WRITTEN TASK ▸ Go through the entries below and collect each line with the string "النوادر" in it.

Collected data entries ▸
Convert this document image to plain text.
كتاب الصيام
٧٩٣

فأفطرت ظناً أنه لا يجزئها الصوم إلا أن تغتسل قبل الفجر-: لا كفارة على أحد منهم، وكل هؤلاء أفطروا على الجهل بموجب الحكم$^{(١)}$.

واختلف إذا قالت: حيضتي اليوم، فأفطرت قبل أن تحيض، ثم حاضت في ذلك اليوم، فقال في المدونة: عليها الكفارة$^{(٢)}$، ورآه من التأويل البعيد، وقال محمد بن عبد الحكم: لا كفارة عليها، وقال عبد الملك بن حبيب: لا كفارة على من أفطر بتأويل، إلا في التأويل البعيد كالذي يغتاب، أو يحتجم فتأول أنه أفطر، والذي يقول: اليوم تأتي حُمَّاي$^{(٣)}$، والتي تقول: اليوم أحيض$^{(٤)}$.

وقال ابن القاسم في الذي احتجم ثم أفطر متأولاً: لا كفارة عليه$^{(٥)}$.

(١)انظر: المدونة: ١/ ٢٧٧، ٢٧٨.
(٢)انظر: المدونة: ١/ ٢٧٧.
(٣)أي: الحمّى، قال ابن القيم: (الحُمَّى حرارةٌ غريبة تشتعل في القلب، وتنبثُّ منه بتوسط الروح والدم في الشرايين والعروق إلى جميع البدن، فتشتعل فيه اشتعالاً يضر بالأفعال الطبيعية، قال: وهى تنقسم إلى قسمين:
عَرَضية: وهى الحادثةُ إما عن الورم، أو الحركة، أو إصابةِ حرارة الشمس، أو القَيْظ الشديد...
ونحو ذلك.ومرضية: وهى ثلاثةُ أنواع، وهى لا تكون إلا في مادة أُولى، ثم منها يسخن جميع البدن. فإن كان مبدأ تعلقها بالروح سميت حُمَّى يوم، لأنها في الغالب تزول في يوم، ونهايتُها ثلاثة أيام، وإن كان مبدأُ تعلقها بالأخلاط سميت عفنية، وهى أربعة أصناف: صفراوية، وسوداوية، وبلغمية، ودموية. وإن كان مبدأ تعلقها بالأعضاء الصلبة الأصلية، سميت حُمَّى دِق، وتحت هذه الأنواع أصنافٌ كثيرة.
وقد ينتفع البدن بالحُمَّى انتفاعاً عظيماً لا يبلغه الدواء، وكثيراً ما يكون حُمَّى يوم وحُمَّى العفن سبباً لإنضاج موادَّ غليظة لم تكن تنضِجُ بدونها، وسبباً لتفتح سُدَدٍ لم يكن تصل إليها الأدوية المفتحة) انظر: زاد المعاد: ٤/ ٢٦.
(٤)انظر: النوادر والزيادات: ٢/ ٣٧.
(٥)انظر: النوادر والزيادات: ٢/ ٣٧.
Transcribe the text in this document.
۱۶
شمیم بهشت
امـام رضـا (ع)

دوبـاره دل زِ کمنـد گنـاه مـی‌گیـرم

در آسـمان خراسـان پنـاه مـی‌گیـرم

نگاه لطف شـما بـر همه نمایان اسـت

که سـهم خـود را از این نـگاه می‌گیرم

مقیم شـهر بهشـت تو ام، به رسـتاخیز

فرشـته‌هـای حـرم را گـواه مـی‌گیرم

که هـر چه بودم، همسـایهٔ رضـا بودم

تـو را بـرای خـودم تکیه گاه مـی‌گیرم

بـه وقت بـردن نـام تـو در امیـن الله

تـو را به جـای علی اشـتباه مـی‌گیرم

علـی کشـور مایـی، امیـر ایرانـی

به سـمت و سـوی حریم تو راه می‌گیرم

OUTPUT BELOW ▸
(٤)انظر: النوادر والزيادات: ٢/ ٣٧.
(٥)انظر: النوادر والزيادات: ٢/ ٣٧.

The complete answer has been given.